---- GIVEN PASSAGE

On 12/15/21 12:23 PM, Andrew MacLeod wrote:
On 12/14/21 18:55, Martin Sebor wrote:

Thanks a lot for the feedback!  I'll need some time to fully
digest it.  Just a few clarifying comments to explain what
I'm after.

Andrew, to improve the context of the late warnings I'm trying
to see how to get the execution path(s) leading from function
entry up to a statement.  For example, for the code below I'd
like to "collect" and show the three conditionals in the context
of the warning:

extern char a[9];

void f (int m, int n, void *s)
{
  if (m < 3) m = 3;
  if (n < 4) n = 4;
  if (s != 0)
    {
      char *d = a + 3;
      __builtin_memcpy (d, s, m + n);
    }
}

At a minimum, I'd like to print a note after the warning:

  warning: ‘__builtin_memcpy’ writing between 7 and 2147483647 bytes into a region of size 6 overflows the destination [-Wstringop-overflow=]

  note: when 'm >= 3 && n >= 4 && s != 0'

(The final version would point to each conditional in the source
like the static analyzer does.)


Finding the exact location of the conditional may not be possible.. the condition could be the aggregation of multiple statements.  The ranges of m and n are set via 2 statements, the condition and the assignment, and then collected by a 3rd, the PHI node.

--------

◆ DIRECTION A
Extract the full mailing-list message above about warning context, reproducing every line verbatim.
◆ DIRECTION B
Convert the rows below into a numbered list, from the first row down to and including the row containing "y-tick-label-right: 44: [1177, 43, 1190, 55]", and leave out any blank lines.

---- INPUT ROWS

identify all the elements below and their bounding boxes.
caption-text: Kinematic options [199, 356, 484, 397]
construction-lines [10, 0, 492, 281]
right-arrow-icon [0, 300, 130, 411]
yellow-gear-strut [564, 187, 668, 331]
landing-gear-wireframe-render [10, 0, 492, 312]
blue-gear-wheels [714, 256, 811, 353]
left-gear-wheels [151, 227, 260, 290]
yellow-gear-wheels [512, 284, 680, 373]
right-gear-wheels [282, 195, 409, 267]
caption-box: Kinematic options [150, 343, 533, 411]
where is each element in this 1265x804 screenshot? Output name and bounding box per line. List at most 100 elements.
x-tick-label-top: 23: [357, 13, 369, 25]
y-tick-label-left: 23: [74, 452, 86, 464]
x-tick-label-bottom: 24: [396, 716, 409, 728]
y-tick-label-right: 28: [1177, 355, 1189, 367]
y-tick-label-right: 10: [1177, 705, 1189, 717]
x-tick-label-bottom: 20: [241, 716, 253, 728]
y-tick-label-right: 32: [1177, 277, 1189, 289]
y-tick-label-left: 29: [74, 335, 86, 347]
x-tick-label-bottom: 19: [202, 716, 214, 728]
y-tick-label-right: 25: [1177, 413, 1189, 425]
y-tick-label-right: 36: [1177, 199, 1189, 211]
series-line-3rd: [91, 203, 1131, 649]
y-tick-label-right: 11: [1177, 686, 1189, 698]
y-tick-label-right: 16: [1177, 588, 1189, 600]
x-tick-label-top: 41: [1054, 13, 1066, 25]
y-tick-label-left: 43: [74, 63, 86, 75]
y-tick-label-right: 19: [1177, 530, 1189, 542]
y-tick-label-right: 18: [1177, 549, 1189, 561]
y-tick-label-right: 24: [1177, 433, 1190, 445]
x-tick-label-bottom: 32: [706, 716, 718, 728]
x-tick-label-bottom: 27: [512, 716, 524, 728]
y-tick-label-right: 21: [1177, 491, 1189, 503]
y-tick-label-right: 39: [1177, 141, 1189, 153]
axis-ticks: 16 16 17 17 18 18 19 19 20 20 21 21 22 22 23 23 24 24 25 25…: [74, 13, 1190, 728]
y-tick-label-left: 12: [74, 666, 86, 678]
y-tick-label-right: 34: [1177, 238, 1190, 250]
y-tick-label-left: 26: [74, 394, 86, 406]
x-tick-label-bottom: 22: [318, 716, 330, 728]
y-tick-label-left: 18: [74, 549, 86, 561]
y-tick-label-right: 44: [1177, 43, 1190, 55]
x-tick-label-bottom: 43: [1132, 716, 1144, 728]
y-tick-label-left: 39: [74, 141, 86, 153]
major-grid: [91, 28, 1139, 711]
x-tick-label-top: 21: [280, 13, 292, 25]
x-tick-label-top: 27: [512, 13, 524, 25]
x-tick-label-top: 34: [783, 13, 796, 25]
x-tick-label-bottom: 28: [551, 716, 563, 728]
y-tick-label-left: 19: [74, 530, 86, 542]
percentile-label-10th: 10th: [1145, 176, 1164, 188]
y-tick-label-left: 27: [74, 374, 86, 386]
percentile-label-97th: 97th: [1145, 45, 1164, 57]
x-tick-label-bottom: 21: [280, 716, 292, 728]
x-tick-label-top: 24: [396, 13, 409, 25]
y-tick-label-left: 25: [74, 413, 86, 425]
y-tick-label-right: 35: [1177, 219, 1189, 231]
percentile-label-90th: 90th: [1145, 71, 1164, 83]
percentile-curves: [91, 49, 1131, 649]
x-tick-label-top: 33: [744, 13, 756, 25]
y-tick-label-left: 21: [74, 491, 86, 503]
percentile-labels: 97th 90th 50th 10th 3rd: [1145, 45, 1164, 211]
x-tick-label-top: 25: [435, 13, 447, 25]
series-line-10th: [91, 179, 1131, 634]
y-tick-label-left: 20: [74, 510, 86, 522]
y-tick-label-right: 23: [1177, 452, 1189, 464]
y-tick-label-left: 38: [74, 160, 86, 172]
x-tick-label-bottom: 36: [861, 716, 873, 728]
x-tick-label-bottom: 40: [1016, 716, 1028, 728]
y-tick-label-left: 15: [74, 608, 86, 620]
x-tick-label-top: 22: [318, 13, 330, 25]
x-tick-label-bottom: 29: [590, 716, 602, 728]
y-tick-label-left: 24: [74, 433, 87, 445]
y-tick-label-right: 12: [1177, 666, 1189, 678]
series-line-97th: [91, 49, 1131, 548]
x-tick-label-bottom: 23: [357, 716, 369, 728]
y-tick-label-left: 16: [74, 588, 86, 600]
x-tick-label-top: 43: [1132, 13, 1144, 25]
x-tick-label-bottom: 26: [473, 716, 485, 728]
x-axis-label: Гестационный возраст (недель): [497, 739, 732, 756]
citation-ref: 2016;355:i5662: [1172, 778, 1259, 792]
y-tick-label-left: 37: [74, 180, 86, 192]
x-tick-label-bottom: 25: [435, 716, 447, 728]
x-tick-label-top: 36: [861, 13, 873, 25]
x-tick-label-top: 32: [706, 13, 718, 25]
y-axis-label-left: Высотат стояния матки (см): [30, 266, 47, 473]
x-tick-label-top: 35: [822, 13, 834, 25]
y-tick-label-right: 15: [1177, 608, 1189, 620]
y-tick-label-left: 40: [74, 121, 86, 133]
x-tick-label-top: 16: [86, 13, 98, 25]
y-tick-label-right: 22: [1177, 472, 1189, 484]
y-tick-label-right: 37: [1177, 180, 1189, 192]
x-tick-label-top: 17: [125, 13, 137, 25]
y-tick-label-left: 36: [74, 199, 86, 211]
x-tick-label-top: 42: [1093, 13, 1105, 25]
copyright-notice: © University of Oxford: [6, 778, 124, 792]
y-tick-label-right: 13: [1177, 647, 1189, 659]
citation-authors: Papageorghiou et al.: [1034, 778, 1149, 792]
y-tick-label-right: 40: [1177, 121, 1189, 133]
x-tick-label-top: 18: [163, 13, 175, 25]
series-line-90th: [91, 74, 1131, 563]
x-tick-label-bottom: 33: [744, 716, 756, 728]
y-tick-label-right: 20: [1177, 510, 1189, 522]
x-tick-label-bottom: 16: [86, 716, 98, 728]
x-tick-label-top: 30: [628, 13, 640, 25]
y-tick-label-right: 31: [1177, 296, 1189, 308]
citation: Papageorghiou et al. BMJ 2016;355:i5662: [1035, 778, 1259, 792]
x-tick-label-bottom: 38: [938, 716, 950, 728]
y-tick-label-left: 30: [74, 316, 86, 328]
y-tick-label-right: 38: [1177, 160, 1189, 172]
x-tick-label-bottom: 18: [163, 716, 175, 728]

--------

◆ SOLUTION A
On 12/15/21 12:23 PM, Andrew MacLeod wrote:
On 12/14/21 18:55, Martin Sebor wrote:

Thanks a lot for the feedback!  I'll need some time to fully
digest it.  Just a few clarifying comments to explain what
I'm after.

Andrew, to improve the context of the late warnings I'm trying
to see how to get the execution path(s) leading from function
entry up to a statement.  For example, for the code below I'd
like to "collect" and show the three conditionals in the context
of the warning:

extern char a[9];

void f (int m, int n, void *s)
{
  if (m < 3) m = 3;
  if (n < 4) n = 4;
  if (s != 0)
    {
      char *d = a + 3;
      __builtin_memcpy (d, s, m + n);
    }
}

At a minimum, I'd like to print a note after the warning:

  warning: ‘__builtin_memcpy’ writing between 7 and 2147483647 bytes into a region of size 6 overflows the destination [-Wstringop-overflow=]

  note: when 'm >= 3 && n >= 4 && s != 0'

(The final version would point to each conditional in the source
like the static analyzer does.)


Finding the exact location of the conditional may not be possible.. the condition could be the aggregation of multiple statements.  The ranges of m and n are set via 2 statements, the condition and the assignment, and then collected by a 3rd, the PHI node.

◆ SOLUTION B
1. identify all the elements below and their bounding boxes.
2. caption-text: Kinematic options [199, 356, 484, 397]
3. construction-lines [10, 0, 492, 281]
4. right-arrow-icon [0, 300, 130, 411]
5. yellow-gear-strut [564, 187, 668, 331]
6. landing-gear-wireframe-render [10, 0, 492, 312]
7. blue-gear-wheels [714, 256, 811, 353]
8. left-gear-wheels [151, 227, 260, 290]
9. yellow-gear-wheels [512, 284, 680, 373]
10. right-gear-wheels [282, 195, 409, 267]
11. caption-box: Kinematic options [150, 343, 533, 411]
12. where is each element in this 1265x804 screenshot? Output name and bounding box per line. List at most 100 elements.
13. x-tick-label-top: 23: [357, 13, 369, 25]
14. y-tick-label-left: 23: [74, 452, 86, 464]
15. x-tick-label-bottom: 24: [396, 716, 409, 728]
16. y-tick-label-right: 28: [1177, 355, 1189, 367]
17. y-tick-label-right: 10: [1177, 705, 1189, 717]
18. x-tick-label-bottom: 20: [241, 716, 253, 728]
19. y-tick-label-right: 32: [1177, 277, 1189, 289]
20. y-tick-label-left: 29: [74, 335, 86, 347]
21. x-tick-label-bottom: 19: [202, 716, 214, 728]
22. y-tick-label-right: 25: [1177, 413, 1189, 425]
23. y-tick-label-right: 36: [1177, 199, 1189, 211]
24. series-line-3rd: [91, 203, 1131, 649]
25. y-tick-label-right: 11: [1177, 686, 1189, 698]
26. y-tick-label-right: 16: [1177, 588, 1189, 600]
27. x-tick-label-top: 41: [1054, 13, 1066, 25]
28. y-tick-label-left: 43: [74, 63, 86, 75]
29. y-tick-label-right: 19: [1177, 530, 1189, 542]
30. y-tick-label-right: 18: [1177, 549, 1189, 561]
31. y-tick-label-right: 24: [1177, 433, 1190, 445]
32. x-tick-label-bottom: 32: [706, 716, 718, 728]
33. x-tick-label-bottom: 27: [512, 716, 524, 728]
34. y-tick-label-right: 21: [1177, 491, 1189, 503]
35. y-tick-label-right: 39: [1177, 141, 1189, 153]
36. axis-ticks: 16 16 17 17 18 18 19 19 20 20 21 21 22 22 23 23 24 24 25 25…: [74, 13, 1190, 728]
37. y-tick-label-left: 12: [74, 666, 86, 678]
38. y-tick-label-right: 34: [1177, 238, 1190, 250]
39. y-tick-label-left: 26: [74, 394, 86, 406]
40. x-tick-label-bottom: 22: [318, 716, 330, 728]
41. y-tick-label-left: 18: [74, 549, 86, 561]
42. y-tick-label-right: 44: [1177, 43, 1190, 55]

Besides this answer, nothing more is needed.